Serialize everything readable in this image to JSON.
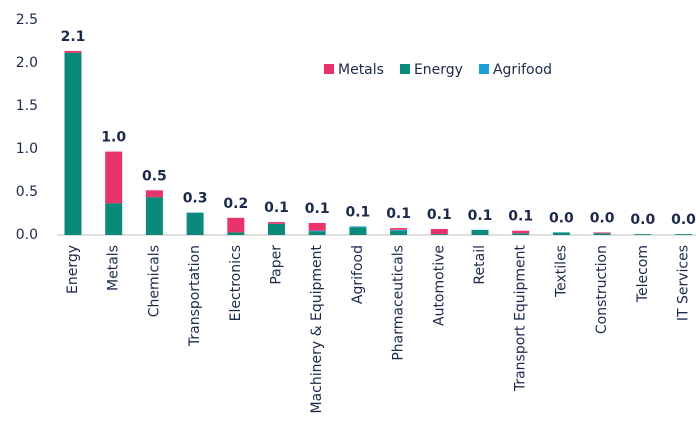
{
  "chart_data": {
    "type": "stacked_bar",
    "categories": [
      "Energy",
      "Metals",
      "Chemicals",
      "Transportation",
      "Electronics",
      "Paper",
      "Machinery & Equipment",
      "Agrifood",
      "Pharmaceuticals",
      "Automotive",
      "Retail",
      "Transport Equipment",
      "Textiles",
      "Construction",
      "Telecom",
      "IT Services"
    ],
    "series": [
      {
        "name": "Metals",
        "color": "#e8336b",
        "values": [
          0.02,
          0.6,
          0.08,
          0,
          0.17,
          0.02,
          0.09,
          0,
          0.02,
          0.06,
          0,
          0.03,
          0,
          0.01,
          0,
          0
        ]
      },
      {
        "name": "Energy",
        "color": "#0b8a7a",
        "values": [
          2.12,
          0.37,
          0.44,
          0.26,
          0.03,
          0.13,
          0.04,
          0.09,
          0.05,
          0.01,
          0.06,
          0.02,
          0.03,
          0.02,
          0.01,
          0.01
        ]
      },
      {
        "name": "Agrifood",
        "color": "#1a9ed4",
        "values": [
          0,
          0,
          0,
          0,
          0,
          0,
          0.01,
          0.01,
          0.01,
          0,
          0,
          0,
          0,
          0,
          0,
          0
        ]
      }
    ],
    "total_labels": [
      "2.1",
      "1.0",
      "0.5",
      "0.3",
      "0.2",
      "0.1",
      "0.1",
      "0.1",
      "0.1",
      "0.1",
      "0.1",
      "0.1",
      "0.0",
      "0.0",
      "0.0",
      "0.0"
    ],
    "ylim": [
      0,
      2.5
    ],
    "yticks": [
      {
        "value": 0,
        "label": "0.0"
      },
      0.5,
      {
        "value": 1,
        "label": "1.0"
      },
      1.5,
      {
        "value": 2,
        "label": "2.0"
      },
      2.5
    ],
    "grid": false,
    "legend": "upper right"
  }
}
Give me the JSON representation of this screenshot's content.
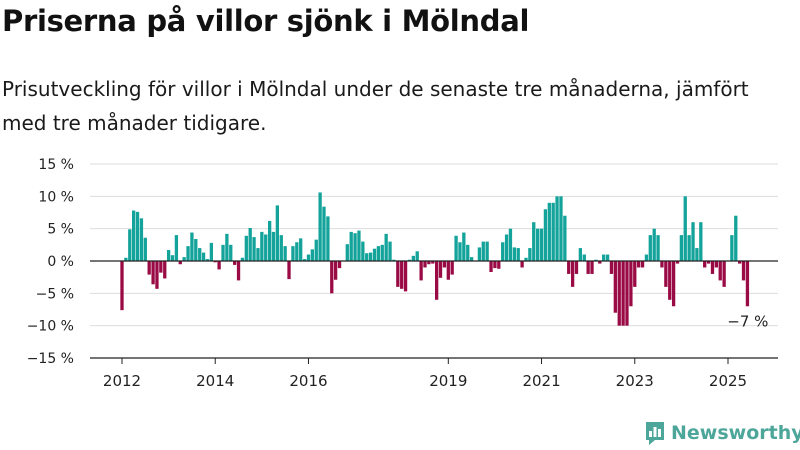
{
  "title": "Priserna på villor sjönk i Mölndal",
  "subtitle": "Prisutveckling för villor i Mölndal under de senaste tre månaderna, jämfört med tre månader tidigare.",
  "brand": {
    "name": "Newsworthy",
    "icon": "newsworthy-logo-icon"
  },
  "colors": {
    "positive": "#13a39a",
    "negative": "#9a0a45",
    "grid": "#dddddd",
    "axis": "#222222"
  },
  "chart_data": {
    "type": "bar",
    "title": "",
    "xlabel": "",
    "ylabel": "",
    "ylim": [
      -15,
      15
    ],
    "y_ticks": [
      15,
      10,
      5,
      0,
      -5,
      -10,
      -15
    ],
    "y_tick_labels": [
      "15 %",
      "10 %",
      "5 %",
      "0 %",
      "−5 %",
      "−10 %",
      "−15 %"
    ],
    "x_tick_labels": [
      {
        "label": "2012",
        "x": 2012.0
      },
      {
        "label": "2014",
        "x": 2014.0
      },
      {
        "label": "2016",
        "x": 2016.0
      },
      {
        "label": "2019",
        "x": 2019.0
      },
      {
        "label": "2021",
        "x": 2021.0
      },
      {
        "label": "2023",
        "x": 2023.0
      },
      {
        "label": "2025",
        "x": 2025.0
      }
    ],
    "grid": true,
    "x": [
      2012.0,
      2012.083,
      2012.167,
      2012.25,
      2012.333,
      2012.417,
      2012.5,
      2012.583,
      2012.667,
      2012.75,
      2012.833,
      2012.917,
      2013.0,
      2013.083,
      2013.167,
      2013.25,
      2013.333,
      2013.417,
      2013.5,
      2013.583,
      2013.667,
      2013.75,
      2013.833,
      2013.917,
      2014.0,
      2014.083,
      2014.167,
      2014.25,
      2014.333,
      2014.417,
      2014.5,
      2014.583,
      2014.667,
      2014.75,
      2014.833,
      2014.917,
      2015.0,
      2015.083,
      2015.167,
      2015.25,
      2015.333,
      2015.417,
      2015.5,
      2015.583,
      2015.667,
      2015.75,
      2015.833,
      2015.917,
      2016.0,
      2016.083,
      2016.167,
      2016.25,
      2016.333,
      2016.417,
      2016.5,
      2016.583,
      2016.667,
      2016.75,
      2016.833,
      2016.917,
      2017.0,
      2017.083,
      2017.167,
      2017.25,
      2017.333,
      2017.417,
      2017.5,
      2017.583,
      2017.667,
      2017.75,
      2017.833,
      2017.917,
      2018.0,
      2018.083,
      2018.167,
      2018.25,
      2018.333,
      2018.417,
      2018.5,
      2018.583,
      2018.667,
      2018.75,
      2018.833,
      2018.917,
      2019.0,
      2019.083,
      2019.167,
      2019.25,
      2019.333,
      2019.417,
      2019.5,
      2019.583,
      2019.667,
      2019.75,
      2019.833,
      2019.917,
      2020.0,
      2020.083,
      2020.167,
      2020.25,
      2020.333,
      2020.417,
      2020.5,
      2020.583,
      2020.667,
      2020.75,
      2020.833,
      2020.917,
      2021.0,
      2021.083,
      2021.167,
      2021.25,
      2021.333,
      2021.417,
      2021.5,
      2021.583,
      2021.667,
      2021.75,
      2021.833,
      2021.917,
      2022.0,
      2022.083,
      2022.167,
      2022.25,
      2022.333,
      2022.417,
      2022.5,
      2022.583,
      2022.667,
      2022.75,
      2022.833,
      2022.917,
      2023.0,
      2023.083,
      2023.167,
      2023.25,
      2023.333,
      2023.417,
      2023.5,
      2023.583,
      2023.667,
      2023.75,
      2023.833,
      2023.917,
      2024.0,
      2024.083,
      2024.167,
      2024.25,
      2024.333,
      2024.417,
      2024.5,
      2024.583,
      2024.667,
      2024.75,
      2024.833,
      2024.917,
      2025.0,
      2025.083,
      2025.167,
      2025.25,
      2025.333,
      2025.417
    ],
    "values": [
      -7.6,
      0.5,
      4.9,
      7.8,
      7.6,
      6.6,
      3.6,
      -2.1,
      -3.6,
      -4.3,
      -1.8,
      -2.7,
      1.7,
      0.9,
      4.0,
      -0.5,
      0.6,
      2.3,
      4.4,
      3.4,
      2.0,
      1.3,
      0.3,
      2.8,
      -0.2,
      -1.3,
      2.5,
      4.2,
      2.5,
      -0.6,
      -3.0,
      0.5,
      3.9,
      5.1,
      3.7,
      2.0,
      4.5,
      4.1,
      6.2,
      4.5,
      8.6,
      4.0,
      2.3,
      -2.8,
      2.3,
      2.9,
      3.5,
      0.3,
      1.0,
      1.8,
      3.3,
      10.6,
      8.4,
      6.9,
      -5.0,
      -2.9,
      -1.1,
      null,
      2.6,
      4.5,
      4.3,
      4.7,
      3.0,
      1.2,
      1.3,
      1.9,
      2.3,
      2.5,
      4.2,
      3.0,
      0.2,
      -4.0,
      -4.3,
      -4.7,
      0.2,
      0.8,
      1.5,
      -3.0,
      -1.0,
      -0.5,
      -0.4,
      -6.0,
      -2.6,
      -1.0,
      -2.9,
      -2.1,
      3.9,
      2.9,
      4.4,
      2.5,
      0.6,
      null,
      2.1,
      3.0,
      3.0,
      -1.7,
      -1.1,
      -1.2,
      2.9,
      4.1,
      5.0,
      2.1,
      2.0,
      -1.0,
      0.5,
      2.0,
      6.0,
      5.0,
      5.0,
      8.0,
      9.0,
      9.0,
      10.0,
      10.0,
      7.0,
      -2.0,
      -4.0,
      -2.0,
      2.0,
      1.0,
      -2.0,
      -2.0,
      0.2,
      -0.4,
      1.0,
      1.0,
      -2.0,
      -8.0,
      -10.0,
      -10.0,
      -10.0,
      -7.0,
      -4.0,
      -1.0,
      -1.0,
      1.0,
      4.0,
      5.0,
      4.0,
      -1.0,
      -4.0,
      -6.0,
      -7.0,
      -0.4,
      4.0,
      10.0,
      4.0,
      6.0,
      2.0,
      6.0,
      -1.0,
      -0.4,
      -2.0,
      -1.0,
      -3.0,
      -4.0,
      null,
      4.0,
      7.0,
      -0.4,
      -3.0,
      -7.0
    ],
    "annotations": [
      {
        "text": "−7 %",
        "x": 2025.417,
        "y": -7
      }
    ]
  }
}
---
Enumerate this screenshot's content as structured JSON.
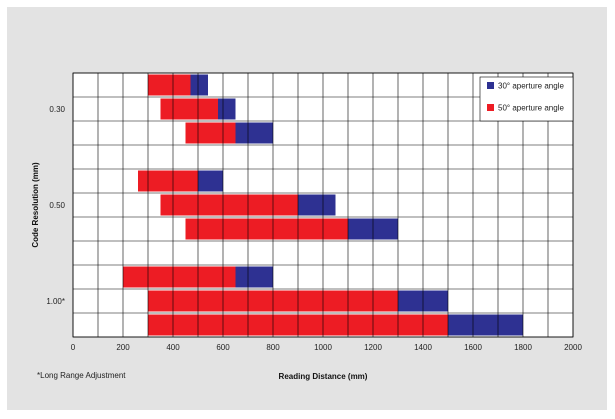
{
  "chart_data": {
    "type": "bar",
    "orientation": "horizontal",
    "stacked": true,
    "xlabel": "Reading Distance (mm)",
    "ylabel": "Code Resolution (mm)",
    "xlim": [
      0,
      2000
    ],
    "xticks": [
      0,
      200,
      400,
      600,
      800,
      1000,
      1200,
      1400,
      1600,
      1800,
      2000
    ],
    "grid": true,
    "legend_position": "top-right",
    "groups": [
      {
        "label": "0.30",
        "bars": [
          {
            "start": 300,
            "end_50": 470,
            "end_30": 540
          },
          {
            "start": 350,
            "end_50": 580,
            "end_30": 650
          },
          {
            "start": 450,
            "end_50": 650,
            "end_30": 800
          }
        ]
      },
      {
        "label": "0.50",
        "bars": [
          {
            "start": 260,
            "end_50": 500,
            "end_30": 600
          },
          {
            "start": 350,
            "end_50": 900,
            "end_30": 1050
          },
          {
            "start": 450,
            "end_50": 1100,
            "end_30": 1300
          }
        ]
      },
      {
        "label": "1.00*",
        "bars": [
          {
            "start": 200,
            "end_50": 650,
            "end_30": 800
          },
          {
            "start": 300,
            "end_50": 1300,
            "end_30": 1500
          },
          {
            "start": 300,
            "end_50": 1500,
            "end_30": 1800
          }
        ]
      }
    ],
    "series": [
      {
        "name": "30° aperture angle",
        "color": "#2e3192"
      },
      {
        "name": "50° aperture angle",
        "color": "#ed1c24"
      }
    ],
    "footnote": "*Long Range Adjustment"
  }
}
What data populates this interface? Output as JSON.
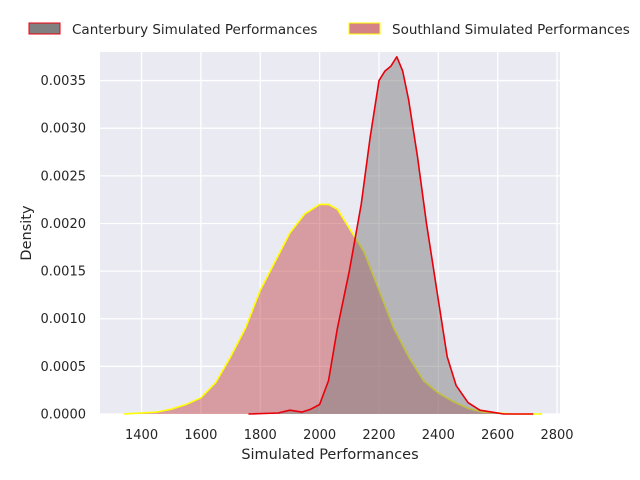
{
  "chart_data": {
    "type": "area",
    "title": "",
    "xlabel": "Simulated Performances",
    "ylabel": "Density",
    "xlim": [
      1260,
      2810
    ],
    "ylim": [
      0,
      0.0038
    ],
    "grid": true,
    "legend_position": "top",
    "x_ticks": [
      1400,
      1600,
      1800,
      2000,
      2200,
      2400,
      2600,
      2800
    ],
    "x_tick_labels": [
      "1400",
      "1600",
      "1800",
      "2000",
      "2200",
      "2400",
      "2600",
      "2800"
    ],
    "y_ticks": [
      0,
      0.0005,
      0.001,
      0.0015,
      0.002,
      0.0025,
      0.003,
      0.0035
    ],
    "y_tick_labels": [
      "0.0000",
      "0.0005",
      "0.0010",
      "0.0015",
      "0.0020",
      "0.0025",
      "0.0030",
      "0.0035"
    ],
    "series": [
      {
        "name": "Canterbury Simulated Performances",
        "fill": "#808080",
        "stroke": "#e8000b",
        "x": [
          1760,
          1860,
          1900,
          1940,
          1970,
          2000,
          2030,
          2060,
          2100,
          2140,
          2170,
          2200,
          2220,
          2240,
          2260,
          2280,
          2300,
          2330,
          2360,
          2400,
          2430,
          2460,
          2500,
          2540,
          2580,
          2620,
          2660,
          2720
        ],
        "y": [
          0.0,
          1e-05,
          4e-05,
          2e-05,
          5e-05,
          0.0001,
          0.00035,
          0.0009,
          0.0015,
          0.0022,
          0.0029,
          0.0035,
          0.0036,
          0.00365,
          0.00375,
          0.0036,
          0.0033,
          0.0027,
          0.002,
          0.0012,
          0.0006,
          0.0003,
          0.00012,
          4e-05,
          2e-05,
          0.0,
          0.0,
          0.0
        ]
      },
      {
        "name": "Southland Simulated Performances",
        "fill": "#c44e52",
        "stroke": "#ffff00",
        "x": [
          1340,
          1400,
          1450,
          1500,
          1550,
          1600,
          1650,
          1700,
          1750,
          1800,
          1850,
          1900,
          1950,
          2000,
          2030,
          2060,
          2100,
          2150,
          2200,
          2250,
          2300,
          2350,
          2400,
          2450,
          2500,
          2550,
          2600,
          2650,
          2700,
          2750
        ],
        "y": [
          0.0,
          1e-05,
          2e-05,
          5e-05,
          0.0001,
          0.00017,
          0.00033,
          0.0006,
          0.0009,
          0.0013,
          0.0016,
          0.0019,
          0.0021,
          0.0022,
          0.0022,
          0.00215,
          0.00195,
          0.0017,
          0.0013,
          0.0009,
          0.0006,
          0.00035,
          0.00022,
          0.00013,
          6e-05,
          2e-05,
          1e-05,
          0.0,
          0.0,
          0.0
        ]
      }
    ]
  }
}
--
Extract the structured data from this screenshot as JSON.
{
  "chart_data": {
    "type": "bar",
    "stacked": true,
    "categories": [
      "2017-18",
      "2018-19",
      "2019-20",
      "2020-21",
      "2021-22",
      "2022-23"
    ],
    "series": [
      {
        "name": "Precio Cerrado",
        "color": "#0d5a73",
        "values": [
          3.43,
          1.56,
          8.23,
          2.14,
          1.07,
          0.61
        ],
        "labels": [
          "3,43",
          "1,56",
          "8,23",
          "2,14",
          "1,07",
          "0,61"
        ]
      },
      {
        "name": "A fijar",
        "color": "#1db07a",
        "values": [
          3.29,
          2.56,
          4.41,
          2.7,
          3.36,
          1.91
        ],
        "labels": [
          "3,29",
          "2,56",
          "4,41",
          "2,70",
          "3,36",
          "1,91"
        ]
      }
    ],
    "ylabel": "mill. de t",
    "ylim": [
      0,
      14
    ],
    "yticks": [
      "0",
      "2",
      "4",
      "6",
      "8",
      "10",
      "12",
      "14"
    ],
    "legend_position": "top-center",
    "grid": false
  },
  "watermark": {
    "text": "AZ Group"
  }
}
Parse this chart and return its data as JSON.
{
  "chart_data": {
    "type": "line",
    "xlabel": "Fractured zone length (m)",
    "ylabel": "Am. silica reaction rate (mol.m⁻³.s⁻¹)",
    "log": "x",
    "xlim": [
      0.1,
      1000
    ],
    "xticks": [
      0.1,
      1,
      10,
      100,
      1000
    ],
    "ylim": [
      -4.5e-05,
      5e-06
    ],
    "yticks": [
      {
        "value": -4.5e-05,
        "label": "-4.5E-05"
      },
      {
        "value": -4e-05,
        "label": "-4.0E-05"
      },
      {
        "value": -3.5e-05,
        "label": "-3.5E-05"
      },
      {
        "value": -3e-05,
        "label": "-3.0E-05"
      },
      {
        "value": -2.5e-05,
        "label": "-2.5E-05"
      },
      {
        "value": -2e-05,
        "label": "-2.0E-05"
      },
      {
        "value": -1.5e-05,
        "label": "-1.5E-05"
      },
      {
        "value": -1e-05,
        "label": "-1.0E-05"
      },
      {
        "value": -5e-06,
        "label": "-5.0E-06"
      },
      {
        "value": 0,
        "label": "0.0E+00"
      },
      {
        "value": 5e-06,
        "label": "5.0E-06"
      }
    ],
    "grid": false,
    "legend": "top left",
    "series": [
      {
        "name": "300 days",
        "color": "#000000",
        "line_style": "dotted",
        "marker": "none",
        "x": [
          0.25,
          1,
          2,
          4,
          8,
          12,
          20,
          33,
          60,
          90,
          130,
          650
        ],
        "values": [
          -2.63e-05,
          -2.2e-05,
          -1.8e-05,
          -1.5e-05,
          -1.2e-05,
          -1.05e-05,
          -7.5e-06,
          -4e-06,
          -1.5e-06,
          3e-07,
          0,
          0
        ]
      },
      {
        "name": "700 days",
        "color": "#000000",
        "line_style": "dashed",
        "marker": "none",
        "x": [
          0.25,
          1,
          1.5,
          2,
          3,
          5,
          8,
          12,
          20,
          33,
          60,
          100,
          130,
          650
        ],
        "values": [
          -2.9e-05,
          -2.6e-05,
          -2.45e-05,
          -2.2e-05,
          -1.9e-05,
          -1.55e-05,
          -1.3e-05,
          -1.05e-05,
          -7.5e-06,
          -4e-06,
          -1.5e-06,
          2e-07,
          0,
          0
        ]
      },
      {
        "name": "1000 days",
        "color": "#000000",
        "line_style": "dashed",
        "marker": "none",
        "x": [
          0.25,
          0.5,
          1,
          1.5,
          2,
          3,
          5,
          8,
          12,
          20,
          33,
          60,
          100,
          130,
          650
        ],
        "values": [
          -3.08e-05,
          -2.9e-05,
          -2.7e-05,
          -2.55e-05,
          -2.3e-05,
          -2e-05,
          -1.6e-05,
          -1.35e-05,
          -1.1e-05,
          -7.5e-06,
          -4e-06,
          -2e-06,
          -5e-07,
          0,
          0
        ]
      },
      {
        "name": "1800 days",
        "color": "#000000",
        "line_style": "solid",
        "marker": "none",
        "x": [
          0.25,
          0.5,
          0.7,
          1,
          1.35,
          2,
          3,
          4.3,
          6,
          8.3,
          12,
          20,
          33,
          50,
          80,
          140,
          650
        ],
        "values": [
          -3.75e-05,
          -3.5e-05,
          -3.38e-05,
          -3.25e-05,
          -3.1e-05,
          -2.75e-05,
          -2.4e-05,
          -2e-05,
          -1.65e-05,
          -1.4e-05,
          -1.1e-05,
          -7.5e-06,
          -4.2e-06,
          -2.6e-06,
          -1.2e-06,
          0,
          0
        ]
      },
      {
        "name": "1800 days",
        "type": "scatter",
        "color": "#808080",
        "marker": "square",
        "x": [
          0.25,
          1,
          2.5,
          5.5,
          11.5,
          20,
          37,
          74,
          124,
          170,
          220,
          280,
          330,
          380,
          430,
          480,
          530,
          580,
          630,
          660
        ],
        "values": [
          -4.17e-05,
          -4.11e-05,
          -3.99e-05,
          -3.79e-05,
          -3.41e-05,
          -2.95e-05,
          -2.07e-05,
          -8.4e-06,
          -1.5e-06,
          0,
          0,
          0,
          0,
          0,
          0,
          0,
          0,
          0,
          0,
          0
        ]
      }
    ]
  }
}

● **What to produce**
Scan the data above and copy every line with "Mölndal" in it.

● **Exercise response**
  "title": "Priserna på villor sjönk i Mölndal",
  "subtitle": "Prisutveckling för villor i Mölndal under de senaste tre månaderna, jämfört med tre månader tidigare.",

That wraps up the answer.